GIVEN INSTRUCTION: Repeat the whole listing below, word for word.
* * *
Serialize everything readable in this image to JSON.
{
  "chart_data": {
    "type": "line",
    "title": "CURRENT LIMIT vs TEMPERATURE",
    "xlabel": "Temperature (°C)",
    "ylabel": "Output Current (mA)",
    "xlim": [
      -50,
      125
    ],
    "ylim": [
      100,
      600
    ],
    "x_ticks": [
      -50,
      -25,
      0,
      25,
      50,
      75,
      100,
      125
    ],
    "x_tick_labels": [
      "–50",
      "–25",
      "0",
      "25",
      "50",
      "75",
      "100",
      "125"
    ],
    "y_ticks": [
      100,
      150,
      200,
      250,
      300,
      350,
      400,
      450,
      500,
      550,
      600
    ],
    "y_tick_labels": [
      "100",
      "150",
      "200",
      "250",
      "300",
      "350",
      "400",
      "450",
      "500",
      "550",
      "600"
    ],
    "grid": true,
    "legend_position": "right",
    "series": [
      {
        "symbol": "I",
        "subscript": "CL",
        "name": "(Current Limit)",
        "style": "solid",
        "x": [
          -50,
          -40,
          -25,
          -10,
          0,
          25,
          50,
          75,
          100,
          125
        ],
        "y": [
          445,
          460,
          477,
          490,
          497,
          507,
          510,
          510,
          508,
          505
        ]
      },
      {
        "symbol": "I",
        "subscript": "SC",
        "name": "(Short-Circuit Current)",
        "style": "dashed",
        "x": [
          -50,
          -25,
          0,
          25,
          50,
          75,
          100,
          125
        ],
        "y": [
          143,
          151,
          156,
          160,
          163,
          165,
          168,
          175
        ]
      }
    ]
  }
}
* * *
WRITTEN ANSWER:
Serialize everything readable in this image to JSON.
{
  "chart_data": {
    "type": "line",
    "title": "CURRENT LIMIT vs TEMPERATURE",
    "xlabel": "Temperature (°C)",
    "ylabel": "Output Current (mA)",
    "xlim": [
      -50,
      125
    ],
    "ylim": [
      100,
      600
    ],
    "x_ticks": [
      -50,
      -25,
      0,
      25,
      50,
      75,
      100,
      125
    ],
    "x_tick_labels": [
      "–50",
      "–25",
      "0",
      "25",
      "50",
      "75",
      "100",
      "125"
    ],
    "y_ticks": [
      100,
      150,
      200,
      250,
      300,
      350,
      400,
      450,
      500,
      550,
      600
    ],
    "y_tick_labels": [
      "100",
      "150",
      "200",
      "250",
      "300",
      "350",
      "400",
      "450",
      "500",
      "550",
      "600"
    ],
    "grid": true,
    "legend_position": "right",
    "series": [
      {
        "symbol": "I",
        "subscript": "CL",
        "name": "(Current Limit)",
        "style": "solid",
        "x": [
          -50,
          -40,
          -25,
          -10,
          0,
          25,
          50,
          75,
          100,
          125
        ],
        "y": [
          445,
          460,
          477,
          490,
          497,
          507,
          510,
          510,
          508,
          505
        ]
      },
      {
        "symbol": "I",
        "subscript": "SC",
        "name": "(Short-Circuit Current)",
        "style": "dashed",
        "x": [
          -50,
          -25,
          0,
          25,
          50,
          75,
          100,
          125
        ],
        "y": [
          143,
          151,
          156,
          160,
          163,
          165,
          168,
          175
        ]
      }
    ]
  }
}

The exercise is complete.